■ Your instructions: Copy out all the lines where "merupakan" shows up.

■ Given entries:
:::::

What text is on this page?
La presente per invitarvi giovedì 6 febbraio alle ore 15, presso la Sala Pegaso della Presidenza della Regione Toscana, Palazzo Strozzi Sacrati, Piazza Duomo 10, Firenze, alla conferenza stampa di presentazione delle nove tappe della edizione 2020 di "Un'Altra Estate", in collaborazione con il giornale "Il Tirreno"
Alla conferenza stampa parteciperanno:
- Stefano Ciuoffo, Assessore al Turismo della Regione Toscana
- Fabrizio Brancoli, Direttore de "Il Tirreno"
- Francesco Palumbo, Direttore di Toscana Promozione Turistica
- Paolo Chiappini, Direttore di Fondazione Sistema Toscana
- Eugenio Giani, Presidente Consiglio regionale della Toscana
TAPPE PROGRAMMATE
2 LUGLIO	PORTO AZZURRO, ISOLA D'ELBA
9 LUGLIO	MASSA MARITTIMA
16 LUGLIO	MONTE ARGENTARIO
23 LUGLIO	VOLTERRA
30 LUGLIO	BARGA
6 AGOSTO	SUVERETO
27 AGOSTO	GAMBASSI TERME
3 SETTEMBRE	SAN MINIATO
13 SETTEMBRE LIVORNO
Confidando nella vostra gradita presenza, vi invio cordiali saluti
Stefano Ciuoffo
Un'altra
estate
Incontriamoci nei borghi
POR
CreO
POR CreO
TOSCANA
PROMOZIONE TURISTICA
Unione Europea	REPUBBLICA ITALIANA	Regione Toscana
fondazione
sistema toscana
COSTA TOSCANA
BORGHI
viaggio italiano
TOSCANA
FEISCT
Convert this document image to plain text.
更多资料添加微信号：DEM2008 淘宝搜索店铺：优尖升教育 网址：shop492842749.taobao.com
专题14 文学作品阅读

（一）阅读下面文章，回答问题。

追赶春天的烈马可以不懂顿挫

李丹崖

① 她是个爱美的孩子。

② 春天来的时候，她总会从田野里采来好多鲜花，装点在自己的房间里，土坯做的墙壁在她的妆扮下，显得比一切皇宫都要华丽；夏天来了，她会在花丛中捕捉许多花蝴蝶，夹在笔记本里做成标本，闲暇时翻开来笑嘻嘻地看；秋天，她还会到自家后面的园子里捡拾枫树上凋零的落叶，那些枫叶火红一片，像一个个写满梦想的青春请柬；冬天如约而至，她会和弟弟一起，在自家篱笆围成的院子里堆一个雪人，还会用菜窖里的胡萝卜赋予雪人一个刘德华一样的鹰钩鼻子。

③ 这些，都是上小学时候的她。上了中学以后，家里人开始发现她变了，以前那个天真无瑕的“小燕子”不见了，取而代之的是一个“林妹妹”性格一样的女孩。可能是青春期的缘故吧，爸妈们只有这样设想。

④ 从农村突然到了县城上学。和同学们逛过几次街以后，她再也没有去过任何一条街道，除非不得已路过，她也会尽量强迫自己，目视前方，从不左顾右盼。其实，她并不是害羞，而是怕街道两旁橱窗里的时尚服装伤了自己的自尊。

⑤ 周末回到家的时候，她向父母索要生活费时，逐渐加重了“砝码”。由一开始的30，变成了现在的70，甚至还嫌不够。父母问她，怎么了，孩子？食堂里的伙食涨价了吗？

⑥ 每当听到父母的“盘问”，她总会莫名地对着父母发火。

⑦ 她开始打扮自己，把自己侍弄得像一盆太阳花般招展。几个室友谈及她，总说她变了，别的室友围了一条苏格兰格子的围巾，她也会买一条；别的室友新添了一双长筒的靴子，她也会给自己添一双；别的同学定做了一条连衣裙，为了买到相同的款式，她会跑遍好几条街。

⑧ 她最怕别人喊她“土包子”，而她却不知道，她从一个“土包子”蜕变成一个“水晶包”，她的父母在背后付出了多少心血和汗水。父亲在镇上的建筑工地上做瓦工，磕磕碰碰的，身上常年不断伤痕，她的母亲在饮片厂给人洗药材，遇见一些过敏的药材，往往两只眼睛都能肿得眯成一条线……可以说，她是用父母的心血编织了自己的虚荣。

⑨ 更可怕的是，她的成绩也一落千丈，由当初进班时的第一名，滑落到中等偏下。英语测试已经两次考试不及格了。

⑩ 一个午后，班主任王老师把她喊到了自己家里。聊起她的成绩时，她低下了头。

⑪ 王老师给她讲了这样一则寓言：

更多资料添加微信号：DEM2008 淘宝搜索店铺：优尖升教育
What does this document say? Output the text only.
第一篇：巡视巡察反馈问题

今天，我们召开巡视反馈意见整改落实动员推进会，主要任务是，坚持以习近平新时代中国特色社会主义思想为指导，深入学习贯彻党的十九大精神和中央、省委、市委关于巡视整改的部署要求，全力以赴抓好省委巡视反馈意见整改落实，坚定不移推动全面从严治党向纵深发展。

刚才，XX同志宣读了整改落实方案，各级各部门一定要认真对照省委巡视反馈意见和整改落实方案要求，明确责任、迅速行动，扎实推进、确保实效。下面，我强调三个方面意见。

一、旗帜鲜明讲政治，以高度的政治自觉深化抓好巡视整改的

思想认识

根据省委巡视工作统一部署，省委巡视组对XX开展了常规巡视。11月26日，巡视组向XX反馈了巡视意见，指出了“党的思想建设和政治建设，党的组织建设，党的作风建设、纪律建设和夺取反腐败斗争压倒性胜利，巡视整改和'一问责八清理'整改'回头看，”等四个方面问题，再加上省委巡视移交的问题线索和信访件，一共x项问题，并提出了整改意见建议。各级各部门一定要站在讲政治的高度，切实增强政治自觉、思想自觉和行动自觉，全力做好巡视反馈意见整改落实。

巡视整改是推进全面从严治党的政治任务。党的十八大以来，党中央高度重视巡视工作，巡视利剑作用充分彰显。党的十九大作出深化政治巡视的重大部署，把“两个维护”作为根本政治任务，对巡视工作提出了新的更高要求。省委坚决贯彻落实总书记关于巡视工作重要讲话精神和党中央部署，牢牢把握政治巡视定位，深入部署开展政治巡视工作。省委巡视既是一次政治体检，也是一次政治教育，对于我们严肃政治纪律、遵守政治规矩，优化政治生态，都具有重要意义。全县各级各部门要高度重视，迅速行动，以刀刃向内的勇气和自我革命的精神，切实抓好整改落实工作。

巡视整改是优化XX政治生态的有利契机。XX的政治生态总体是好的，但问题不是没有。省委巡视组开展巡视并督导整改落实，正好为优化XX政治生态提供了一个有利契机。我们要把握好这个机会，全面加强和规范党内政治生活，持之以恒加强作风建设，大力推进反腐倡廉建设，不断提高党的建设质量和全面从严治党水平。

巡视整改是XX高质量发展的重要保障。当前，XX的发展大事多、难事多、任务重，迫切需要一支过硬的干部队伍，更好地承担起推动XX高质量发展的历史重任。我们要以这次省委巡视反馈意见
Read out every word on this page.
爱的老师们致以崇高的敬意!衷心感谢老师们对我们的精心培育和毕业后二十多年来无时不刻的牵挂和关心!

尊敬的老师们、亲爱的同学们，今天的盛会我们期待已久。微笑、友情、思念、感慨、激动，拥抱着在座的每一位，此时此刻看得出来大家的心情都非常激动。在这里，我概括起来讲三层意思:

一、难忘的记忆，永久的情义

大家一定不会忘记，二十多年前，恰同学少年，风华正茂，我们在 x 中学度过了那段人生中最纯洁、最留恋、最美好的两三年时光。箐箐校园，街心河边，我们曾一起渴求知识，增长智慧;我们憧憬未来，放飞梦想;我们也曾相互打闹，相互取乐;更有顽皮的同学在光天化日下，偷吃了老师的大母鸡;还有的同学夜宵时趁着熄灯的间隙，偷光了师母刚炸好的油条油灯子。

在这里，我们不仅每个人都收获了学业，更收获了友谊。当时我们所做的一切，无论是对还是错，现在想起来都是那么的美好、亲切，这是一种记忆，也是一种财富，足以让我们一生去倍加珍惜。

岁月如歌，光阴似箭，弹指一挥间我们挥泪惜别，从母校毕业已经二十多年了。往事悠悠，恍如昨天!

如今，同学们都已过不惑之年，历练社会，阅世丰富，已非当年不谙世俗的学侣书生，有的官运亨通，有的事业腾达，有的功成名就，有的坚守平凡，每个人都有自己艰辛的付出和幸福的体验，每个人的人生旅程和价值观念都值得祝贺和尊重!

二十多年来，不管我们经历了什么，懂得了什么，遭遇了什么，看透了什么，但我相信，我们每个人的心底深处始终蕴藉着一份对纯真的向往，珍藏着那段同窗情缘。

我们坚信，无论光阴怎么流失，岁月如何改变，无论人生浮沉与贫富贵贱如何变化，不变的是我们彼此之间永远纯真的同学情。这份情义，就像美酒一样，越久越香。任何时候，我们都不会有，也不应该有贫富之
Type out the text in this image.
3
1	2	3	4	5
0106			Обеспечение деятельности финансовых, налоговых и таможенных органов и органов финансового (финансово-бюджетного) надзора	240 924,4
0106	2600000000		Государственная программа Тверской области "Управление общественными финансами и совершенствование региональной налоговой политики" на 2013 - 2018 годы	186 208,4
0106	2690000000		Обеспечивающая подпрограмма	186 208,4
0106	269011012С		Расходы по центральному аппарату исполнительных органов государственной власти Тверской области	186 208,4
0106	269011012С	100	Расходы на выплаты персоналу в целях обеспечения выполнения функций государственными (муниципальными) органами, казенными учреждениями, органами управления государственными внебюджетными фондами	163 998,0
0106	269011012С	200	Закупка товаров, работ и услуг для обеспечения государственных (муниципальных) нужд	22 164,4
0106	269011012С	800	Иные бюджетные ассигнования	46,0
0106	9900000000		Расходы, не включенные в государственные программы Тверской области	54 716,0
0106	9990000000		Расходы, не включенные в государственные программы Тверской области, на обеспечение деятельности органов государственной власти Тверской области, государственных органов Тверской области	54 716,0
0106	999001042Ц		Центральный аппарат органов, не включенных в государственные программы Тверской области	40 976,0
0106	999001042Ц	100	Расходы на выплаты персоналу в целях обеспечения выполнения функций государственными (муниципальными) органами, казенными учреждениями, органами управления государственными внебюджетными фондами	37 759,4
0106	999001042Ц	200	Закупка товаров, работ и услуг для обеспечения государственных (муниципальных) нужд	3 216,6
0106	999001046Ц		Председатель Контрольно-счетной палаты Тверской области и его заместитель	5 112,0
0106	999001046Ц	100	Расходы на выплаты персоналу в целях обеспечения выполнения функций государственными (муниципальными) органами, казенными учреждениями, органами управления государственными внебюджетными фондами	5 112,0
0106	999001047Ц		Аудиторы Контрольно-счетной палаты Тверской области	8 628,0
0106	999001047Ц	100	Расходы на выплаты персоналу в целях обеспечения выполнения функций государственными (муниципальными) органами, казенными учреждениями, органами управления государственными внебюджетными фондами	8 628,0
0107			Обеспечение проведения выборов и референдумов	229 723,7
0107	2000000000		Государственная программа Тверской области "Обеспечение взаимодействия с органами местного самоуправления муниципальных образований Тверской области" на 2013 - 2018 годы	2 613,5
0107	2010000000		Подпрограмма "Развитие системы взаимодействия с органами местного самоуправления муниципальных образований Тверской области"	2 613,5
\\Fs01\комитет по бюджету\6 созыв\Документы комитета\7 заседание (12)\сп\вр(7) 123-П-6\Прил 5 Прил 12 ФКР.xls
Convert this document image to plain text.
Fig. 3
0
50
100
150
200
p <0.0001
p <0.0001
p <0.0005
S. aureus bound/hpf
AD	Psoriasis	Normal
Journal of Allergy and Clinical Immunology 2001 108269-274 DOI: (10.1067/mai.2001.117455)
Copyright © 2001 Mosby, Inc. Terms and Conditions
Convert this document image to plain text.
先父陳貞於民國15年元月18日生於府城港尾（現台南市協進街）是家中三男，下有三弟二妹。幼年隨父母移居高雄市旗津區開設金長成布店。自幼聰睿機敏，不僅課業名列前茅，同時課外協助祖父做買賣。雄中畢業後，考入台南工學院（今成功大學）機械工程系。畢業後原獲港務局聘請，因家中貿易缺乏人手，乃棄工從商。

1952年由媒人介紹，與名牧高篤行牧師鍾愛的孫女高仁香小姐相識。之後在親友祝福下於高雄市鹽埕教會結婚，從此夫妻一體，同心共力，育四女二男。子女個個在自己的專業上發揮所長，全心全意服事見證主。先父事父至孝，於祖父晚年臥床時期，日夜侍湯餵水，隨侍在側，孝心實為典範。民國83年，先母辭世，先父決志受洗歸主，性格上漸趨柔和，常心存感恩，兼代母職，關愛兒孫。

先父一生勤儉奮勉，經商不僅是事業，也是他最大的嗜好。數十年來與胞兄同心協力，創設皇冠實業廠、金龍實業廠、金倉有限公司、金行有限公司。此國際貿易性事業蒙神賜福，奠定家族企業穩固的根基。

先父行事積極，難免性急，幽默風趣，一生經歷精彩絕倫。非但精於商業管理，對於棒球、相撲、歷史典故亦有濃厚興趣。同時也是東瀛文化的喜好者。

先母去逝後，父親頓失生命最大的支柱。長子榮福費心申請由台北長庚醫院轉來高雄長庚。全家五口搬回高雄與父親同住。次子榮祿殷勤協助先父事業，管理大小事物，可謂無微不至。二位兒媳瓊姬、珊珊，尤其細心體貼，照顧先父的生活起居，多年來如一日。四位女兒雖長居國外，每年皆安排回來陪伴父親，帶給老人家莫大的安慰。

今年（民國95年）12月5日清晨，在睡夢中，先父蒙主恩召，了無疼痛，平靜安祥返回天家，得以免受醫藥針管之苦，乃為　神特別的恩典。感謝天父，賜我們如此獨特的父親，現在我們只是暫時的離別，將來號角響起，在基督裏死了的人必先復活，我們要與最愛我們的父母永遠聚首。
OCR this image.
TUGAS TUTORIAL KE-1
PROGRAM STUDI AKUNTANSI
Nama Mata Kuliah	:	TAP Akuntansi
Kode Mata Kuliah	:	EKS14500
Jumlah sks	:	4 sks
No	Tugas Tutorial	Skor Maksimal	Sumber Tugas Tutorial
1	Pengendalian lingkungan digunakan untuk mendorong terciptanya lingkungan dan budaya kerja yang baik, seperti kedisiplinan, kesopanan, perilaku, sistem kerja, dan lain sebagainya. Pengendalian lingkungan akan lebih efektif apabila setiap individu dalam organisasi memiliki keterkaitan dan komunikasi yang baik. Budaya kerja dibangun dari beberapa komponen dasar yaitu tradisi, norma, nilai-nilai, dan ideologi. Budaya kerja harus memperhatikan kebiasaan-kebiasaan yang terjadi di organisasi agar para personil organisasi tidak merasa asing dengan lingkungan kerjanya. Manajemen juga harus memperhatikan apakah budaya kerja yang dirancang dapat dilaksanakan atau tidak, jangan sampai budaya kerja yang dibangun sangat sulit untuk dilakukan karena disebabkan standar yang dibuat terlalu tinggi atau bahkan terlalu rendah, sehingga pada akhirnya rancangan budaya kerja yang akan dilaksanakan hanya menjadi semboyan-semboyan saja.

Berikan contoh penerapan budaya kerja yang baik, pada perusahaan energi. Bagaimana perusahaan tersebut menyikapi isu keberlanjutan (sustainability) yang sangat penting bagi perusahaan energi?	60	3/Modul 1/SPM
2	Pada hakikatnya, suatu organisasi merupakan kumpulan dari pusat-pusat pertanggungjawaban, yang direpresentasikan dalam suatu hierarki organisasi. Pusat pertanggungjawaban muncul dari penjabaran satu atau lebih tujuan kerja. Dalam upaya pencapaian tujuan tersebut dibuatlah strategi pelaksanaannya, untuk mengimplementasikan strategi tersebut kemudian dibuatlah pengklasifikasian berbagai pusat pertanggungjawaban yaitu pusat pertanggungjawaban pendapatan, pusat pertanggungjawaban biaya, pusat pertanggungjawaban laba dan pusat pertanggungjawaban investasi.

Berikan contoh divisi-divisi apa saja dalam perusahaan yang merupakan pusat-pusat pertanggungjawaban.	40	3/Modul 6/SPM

:::::

■ Response below:
2	Pada hakikatnya, suatu organisasi merupakan kumpulan dari pusat-pusat pertanggungjawaban, yang direpresentasikan dalam suatu hierarki organisasi. Pusat pertanggungjawaban muncul dari penjabaran satu atau lebih tujuan kerja. Dalam upaya pencapaian tujuan tersebut dibuatlah strategi pelaksanaannya, untuk mengimplementasikan strategi tersebut kemudian dibuatlah pengklasifikasian berbagai pusat pertanggungjawaban yaitu pusat pertanggungjawaban pendapatan, pusat pertanggungjawaban biaya, pusat pertanggungjawaban laba dan pusat pertanggungjawaban investasi.
Berikan contoh divisi-divisi apa saja dalam perusahaan yang merupakan pusat-pusat pertanggungjawaban.	40	3/Modul 6/SPM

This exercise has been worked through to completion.